**THE EXERCISE:**
All entries are to be given again verbatim.

**Extracts from a graphics dataset:**
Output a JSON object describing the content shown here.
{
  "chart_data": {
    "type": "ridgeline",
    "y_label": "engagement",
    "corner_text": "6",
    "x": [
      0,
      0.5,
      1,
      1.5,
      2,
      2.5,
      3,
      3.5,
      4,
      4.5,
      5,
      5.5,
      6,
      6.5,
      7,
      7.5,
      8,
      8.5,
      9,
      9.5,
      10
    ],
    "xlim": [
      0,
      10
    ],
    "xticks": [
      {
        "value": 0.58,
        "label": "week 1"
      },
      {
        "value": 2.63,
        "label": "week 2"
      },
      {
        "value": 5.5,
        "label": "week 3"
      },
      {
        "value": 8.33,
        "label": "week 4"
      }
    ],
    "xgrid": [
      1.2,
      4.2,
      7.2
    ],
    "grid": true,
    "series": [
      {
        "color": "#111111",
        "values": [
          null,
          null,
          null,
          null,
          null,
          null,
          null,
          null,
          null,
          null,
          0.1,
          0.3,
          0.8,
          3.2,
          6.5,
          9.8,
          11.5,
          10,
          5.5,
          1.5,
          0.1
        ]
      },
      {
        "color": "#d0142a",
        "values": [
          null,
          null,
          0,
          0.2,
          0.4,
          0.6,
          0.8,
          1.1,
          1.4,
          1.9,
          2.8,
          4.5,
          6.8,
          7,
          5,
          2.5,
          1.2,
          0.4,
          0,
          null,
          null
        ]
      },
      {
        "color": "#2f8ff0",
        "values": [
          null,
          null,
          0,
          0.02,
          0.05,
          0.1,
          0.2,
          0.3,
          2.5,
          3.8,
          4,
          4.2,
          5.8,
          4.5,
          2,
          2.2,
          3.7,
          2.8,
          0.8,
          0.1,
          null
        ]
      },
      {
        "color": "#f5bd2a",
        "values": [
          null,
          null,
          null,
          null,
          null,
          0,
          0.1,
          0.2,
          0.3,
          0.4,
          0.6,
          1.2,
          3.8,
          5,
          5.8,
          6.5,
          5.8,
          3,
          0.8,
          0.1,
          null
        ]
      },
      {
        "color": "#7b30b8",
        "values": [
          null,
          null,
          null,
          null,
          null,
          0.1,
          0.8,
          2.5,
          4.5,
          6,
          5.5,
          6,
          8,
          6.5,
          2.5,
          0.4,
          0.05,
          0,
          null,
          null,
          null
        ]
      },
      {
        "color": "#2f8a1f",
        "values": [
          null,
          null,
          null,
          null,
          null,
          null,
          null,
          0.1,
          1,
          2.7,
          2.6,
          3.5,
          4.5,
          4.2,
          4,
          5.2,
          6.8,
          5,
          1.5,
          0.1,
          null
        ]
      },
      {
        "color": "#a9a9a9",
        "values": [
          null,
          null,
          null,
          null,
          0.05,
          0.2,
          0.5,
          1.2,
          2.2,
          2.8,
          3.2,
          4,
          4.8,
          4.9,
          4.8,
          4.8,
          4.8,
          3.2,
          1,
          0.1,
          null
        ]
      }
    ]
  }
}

**OUTPUT OF THE EXERCISE:**
Output a JSON object describing the content shown here.
{
  "chart_data": {
    "type": "ridgeline",
    "y_label": "engagement",
    "corner_text": "6",
    "x": [
      0,
      0.5,
      1,
      1.5,
      2,
      2.5,
      3,
      3.5,
      4,
      4.5,
      5,
      5.5,
      6,
      6.5,
      7,
      7.5,
      8,
      8.5,
      9,
      9.5,
      10
    ],
    "xlim": [
      0,
      10
    ],
    "xticks": [
      {
        "value": 0.58,
        "label": "week 1"
      },
      {
        "value": 2.63,
        "label": "week 2"
      },
      {
        "value": 5.5,
        "label": "week 3"
      },
      {
        "value": 8.33,
        "label": "week 4"
      }
    ],
    "xgrid": [
      1.2,
      4.2,
      7.2
    ],
    "grid": true,
    "series": [
      {
        "color": "#111111",
        "values": [
          null,
          null,
          null,
          null,
          null,
          null,
          null,
          null,
          null,
          null,
          0.1,
          0.3,
          0.8,
          3.2,
          6.5,
          9.8,
          11.5,
          10,
          5.5,
          1.5,
          0.1
        ]
      },
      {
        "color": "#d0142a",
        "values": [
          null,
          null,
          0,
          0.2,
          0.4,
          0.6,
          0.8,
          1.1,
          1.4,
          1.9,
          2.8,
          4.5,
          6.8,
          7,
          5,
          2.5,
          1.2,
          0.4,
          0,
          null,
          null
        ]
      },
      {
        "color": "#2f8ff0",
        "values": [
          null,
          null,
          0,
          0.02,
          0.05,
          0.1,
          0.2,
          0.3,
          2.5,
          3.8,
          4,
          4.2,
          5.8,
          4.5,
          2,
          2.2,
          3.7,
          2.8,
          0.8,
          0.1,
          null
        ]
      },
      {
        "color": "#f5bd2a",
        "values": [
          null,
          null,
          null,
          null,
          null,
          0,
          0.1,
          0.2,
          0.3,
          0.4,
          0.6,
          1.2,
          3.8,
          5,
          5.8,
          6.5,
          5.8,
          3,
          0.8,
          0.1,
          null
        ]
      },
      {
        "color": "#7b30b8",
        "values": [
          null,
          null,
          null,
          null,
          null,
          0.1,
          0.8,
          2.5,
          4.5,
          6,
          5.5,
          6,
          8,
          6.5,
          2.5,
          0.4,
          0.05,
          0,
          null,
          null,
          null
        ]
      },
      {
        "color": "#2f8a1f",
        "values": [
          null,
          null,
          null,
          null,
          null,
          null,
          null,
          0.1,
          1,
          2.7,
          2.6,
          3.5,
          4.5,
          4.2,
          4,
          5.2,
          6.8,
          5,
          1.5,
          0.1,
          null
        ]
      },
      {
        "color": "#a9a9a9",
        "values": [
          null,
          null,
          null,
          null,
          0.05,
          0.2,
          0.5,
          1.2,
          2.2,
          2.8,
          3.2,
          4,
          4.8,
          4.9,
          4.8,
          4.8,
          4.8,
          3.2,
          1,
          0.1,
          null
        ]
      }
    ]
  }
}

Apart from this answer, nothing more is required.